**Written instruction**
Only the pictures are to be left out; set down the rest of the records exactly.

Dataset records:
========

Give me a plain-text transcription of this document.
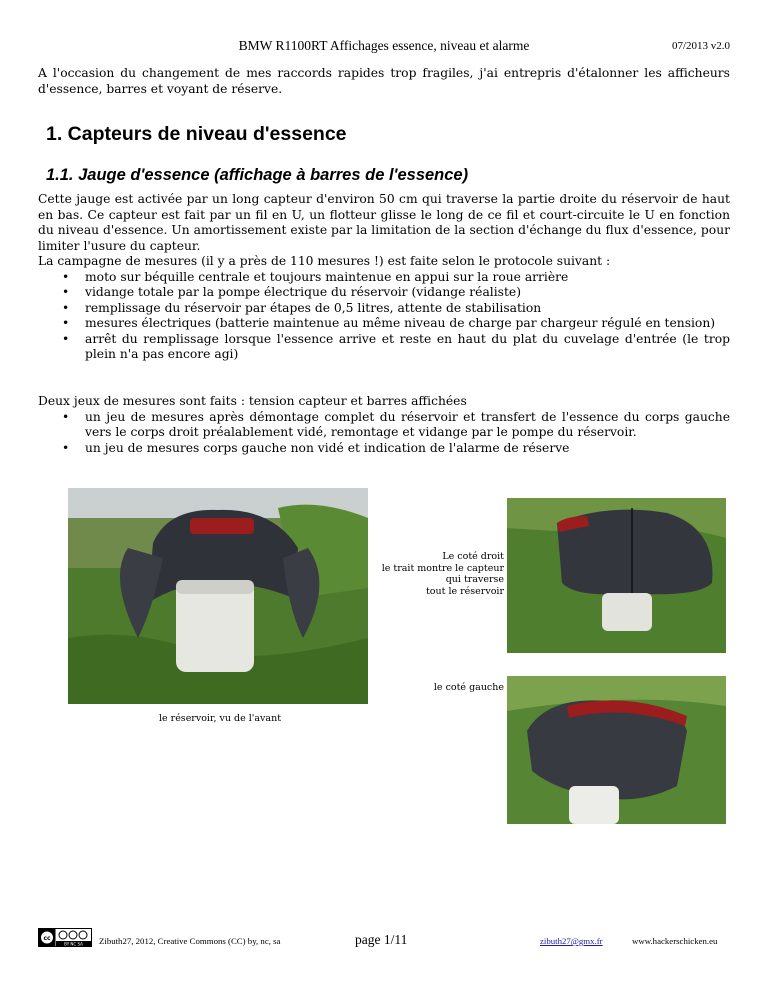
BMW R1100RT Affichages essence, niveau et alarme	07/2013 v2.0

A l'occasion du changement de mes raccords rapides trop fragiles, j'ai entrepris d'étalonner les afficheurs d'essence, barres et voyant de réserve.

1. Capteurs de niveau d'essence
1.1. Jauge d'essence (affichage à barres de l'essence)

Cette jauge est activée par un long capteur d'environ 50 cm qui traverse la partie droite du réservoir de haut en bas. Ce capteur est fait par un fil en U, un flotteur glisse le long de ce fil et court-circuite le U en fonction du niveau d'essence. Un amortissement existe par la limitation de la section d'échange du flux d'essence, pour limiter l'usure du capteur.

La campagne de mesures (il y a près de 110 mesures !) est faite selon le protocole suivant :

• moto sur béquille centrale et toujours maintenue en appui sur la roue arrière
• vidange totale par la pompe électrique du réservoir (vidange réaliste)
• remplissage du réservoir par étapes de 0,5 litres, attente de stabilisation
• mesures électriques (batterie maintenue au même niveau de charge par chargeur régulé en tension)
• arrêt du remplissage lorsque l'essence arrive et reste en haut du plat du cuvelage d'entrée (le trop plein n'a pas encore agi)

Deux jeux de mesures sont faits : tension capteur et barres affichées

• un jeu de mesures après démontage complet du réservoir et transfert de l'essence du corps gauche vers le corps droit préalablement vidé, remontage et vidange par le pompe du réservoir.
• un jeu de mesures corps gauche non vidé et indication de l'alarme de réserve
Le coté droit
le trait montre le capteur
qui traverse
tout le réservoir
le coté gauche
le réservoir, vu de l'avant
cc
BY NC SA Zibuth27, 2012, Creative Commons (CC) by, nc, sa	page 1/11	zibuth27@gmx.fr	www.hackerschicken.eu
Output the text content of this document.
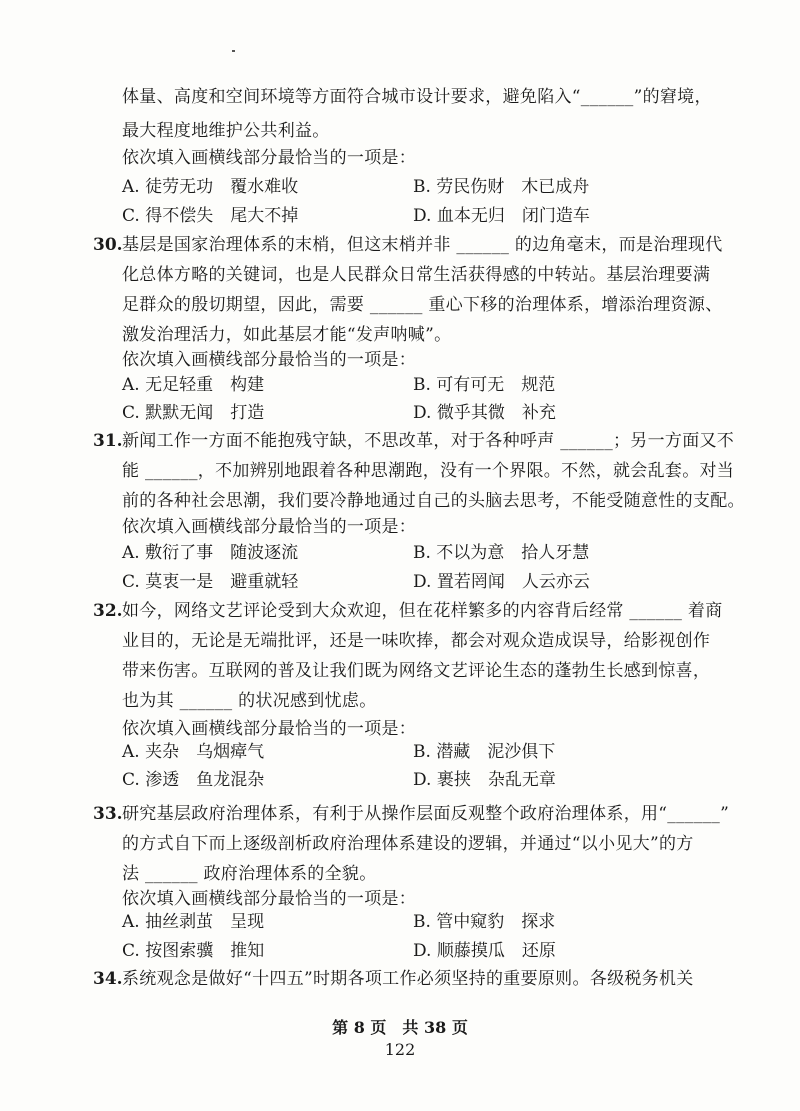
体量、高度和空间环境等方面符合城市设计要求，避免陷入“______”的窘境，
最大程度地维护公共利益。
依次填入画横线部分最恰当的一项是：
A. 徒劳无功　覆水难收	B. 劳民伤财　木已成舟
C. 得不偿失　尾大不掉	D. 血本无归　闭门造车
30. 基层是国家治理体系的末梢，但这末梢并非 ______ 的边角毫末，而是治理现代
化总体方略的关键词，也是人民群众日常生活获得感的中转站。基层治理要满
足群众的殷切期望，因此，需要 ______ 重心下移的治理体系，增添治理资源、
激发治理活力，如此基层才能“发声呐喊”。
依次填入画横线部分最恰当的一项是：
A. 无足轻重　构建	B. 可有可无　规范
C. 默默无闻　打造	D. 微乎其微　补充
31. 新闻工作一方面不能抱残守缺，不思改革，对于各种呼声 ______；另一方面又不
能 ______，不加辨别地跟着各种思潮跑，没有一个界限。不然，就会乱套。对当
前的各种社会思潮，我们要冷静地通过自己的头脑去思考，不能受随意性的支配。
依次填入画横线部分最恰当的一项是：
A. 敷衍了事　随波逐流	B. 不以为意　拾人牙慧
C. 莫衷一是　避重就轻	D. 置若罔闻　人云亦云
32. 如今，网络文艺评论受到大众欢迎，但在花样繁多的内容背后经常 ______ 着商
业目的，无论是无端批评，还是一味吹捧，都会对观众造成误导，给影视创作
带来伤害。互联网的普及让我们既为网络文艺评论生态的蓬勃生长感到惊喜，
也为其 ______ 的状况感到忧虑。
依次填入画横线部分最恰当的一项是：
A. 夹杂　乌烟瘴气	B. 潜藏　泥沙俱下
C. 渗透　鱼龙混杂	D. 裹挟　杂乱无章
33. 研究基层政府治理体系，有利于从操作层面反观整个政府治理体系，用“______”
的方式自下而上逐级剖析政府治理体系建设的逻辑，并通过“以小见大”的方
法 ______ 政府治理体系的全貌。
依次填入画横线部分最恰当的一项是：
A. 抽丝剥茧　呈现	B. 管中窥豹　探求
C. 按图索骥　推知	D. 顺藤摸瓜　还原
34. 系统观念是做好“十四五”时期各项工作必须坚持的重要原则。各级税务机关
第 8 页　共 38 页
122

========

**Complete response**
Give me a plain-text transcription of this document.
BMW R1100RT Affichages essence, niveau et alarme	07/2013 v2.0

A l'occasion du changement de mes raccords rapides trop fragiles, j'ai entrepris d'étalonner les afficheurs d'essence, barres et voyant de réserve.

1. Capteurs de niveau d'essence
1.1. Jauge d'essence (affichage à barres de l'essence)

Cette jauge est activée par un long capteur d'environ 50 cm qui traverse la partie droite du réservoir de haut en bas. Ce capteur est fait par un fil en U, un flotteur glisse le long de ce fil et court-circuite le U en fonction du niveau d'essence. Un amortissement existe par la limitation de la section d'échange du flux d'essence, pour limiter l'usure du capteur.

La campagne de mesures (il y a près de 110 mesures !) est faite selon le protocole suivant :

• moto sur béquille centrale et toujours maintenue en appui sur la roue arrière
• vidange totale par la pompe électrique du réservoir (vidange réaliste)
• remplissage du réservoir par étapes de 0,5 litres, attente de stabilisation
• mesures électriques (batterie maintenue au même niveau de charge par chargeur régulé en tension)
• arrêt du remplissage lorsque l'essence arrive et reste en haut du plat du cuvelage d'entrée (le trop plein n'a pas encore agi)

Deux jeux de mesures sont faits : tension capteur et barres affichées

• un jeu de mesures après démontage complet du réservoir et transfert de l'essence du corps gauche vers le corps droit préalablement vidé, remontage et vidange par le pompe du réservoir.
• un jeu de mesures corps gauche non vidé et indication de l'alarme de réserve
Le coté droit
le trait montre le capteur
qui traverse
tout le réservoir
le coté gauche
le réservoir, vu de l'avant
cc
BY NC SA Zibuth27, 2012, Creative Commons (CC) by, nc, sa	page 1/11	zibuth27@gmx.fr	www.hackerschicken.eu
Output the text content of this document.
体量、高度和空间环境等方面符合城市设计要求，避免陷入“______”的窘境，
最大程度地维护公共利益。
依次填入画横线部分最恰当的一项是：
A. 徒劳无功　覆水难收	B. 劳民伤财　木已成舟
C. 得不偿失　尾大不掉	D. 血本无归　闭门造车
30. 基层是国家治理体系的末梢，但这末梢并非 ______ 的边角毫末，而是治理现代
化总体方略的关键词，也是人民群众日常生活获得感的中转站。基层治理要满
足群众的殷切期望，因此，需要 ______ 重心下移的治理体系，增添治理资源、
激发治理活力，如此基层才能“发声呐喊”。
依次填入画横线部分最恰当的一项是：
A. 无足轻重　构建	B. 可有可无　规范
C. 默默无闻　打造	D. 微乎其微　补充
31. 新闻工作一方面不能抱残守缺，不思改革，对于各种呼声 ______；另一方面又不
能 ______，不加辨别地跟着各种思潮跑，没有一个界限。不然，就会乱套。对当
前的各种社会思潮，我们要冷静地通过自己的头脑去思考，不能受随意性的支配。
依次填入画横线部分最恰当的一项是：
A. 敷衍了事　随波逐流	B. 不以为意　拾人牙慧
C. 莫衷一是　避重就轻	D. 置若罔闻　人云亦云
32. 如今，网络文艺评论受到大众欢迎，但在花样繁多的内容背后经常 ______ 着商
业目的，无论是无端批评，还是一味吹捧，都会对观众造成误导，给影视创作
带来伤害。互联网的普及让我们既为网络文艺评论生态的蓬勃生长感到惊喜，
也为其 ______ 的状况感到忧虑。
依次填入画横线部分最恰当的一项是：
A. 夹杂　乌烟瘴气	B. 潜藏　泥沙俱下
C. 渗透　鱼龙混杂	D. 裹挟　杂乱无章
33. 研究基层政府治理体系，有利于从操作层面反观整个政府治理体系，用“______”
的方式自下而上逐级剖析政府治理体系建设的逻辑，并通过“以小见大”的方
法 ______ 政府治理体系的全貌。
依次填入画横线部分最恰当的一项是：
A. 抽丝剥茧　呈现	B. 管中窥豹　探求
C. 按图索骥　推知	D. 顺藤摸瓜　还原
34. 系统观念是做好“十四五”时期各项工作必须坚持的重要原则。各级税务机关
第 8 页　共 38 页
122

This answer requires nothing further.